» Extract to read
— BEGIN —

Versatile musician was inspired by the operas of Wagner
Vittorio Maria Vanzo, who was passionate about the music of Wagner and introduced many of his works to Italian audiences, was born on this day in 1862 in Padua.
Vanzo was a composer and pianist but
became best known as a conductor
Vanzo toured both Italy and abroad as a piano accompanist and conductor and he also composed music himself.
His mother was from a noble family in Padua and his father was a doctor in literature and mathematics. Encouraged by his mother, Vanzo studied piano technique under the pianist and composer Melchiorre Balbi. He then went to the Conservatory of Milan, where he studied counterpoint with Stefano Ronchetti-Monteviti and composition with Antonio Bazzini.
After graduating in 1881, he became a piano accompanist in the school for singing headed by the baritone Felice Varesi, and he later performed in concerts throughout Italy and in other countries.

— END —

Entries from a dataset

— BEGIN —

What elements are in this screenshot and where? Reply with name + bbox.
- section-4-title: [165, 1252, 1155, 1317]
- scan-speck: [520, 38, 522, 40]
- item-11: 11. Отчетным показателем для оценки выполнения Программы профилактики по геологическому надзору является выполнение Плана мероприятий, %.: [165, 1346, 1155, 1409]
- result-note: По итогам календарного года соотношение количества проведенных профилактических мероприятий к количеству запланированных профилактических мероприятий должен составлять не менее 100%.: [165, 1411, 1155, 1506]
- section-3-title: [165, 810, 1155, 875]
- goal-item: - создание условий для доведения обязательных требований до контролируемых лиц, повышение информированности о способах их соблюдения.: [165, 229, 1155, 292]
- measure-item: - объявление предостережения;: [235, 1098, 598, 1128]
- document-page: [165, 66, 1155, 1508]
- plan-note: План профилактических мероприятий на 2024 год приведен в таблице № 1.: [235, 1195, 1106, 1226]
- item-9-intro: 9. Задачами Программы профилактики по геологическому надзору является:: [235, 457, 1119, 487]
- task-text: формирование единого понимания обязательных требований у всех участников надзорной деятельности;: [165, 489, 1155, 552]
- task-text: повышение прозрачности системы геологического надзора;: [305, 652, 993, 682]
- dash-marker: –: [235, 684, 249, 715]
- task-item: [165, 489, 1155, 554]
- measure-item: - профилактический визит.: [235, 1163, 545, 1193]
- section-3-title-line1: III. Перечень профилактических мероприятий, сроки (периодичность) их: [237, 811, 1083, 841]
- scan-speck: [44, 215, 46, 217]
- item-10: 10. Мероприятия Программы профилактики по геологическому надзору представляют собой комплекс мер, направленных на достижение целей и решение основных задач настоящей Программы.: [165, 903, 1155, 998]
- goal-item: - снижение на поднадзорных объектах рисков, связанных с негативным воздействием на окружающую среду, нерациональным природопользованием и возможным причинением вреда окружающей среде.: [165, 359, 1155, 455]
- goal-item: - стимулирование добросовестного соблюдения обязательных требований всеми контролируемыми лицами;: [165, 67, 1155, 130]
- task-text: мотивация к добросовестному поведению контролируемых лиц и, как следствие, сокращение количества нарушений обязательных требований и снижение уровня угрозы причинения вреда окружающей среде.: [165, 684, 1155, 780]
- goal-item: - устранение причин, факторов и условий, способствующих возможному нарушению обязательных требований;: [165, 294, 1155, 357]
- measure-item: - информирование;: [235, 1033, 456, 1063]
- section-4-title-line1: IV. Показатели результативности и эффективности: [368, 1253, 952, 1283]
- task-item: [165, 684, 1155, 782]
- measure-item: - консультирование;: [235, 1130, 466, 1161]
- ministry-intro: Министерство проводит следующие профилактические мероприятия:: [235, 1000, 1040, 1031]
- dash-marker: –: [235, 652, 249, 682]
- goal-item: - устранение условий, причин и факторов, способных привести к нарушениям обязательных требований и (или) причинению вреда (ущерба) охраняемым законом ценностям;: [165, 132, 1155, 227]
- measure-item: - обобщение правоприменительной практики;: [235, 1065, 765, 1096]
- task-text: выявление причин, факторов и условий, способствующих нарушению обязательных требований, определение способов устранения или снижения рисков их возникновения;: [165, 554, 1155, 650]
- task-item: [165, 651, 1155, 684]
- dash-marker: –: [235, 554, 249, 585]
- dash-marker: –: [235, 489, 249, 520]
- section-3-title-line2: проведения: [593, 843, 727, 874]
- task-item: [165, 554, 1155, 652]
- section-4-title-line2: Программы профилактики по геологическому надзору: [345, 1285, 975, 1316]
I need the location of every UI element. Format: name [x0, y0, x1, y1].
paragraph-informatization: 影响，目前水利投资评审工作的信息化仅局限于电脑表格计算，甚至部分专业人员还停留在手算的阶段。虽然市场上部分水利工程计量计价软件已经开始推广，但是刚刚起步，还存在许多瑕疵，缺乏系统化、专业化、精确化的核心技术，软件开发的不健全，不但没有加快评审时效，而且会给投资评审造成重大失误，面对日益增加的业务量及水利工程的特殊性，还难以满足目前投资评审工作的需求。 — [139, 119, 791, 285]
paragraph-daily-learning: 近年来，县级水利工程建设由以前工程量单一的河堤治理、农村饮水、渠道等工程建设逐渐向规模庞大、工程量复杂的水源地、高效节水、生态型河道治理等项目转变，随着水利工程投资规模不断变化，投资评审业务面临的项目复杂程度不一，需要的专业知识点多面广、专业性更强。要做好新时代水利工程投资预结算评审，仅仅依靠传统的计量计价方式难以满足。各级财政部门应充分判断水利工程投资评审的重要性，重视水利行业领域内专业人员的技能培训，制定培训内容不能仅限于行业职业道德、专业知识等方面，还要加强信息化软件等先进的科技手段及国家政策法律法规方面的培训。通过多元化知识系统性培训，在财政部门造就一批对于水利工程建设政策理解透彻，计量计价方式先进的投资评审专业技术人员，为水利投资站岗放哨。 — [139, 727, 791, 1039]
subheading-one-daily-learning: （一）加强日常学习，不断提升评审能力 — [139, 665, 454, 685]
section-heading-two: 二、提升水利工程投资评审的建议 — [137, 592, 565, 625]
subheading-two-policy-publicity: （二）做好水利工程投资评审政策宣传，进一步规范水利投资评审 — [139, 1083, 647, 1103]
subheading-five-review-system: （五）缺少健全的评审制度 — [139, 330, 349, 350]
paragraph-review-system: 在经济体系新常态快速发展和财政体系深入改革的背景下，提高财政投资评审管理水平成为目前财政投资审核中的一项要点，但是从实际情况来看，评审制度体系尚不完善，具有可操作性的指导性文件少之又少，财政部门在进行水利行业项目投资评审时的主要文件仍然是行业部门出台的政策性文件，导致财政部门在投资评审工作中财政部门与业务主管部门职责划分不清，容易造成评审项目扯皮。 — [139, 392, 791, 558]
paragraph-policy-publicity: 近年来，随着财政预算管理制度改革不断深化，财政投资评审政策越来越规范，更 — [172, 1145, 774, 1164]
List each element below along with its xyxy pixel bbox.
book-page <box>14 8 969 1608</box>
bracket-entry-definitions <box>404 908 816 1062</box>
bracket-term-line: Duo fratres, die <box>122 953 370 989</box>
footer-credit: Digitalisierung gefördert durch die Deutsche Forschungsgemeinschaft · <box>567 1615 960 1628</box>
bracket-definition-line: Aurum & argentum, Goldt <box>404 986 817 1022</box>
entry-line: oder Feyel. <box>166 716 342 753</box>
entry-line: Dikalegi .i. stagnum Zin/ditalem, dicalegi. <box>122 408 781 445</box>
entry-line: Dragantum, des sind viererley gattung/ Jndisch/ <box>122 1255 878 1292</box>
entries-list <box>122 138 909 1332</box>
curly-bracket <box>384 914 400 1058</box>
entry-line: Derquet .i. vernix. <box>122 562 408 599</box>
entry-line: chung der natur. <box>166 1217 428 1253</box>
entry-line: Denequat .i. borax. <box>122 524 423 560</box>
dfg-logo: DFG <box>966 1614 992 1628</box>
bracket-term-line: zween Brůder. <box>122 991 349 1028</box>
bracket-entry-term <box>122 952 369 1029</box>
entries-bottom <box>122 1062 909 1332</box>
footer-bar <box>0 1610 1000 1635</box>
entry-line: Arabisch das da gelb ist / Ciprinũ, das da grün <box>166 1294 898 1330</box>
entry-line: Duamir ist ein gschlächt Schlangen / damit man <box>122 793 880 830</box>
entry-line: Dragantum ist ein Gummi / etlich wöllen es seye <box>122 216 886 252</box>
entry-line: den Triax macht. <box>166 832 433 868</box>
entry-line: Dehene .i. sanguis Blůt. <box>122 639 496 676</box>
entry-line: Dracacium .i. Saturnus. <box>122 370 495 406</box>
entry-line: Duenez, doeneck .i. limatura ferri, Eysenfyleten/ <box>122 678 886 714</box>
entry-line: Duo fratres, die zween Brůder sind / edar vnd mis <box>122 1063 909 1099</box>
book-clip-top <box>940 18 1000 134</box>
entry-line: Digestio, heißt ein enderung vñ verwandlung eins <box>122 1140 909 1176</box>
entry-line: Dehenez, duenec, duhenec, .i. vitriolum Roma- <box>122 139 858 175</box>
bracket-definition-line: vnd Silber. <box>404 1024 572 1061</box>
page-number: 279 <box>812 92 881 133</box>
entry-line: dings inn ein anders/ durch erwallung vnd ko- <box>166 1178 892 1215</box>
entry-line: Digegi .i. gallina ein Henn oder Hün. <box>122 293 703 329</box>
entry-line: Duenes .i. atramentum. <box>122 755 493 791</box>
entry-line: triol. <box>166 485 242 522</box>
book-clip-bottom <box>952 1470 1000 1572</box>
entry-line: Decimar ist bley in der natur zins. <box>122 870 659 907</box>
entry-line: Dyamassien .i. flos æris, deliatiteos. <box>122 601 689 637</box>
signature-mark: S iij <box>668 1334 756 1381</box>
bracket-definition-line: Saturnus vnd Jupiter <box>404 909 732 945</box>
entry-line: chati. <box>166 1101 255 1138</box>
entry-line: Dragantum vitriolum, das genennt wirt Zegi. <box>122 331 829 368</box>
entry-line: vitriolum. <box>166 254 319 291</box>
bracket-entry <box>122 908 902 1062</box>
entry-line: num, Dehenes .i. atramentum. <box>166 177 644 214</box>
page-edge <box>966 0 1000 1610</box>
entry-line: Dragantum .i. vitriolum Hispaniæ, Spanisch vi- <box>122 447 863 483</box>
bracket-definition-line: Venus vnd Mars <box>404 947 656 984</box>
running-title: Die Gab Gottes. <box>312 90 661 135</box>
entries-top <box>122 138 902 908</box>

— END —

» Set task A
Rewrite the stretch of the Vanzo article from "Vanzo was a" through "composed music himself.", replacing "conductor" with "maestro".
» Set task B
According to the Vanzo article, who taught Vanzo composition at the Conservatory of Milan?
These records were taken from a separate source.

» Correct result A
Vanzo was a composer and pianist but
became best known as a maestro
Vanzo toured both Italy and abroad as a piano accompanist and maestro and he also composed music himself.

» Correct result B
Antonio Bazzini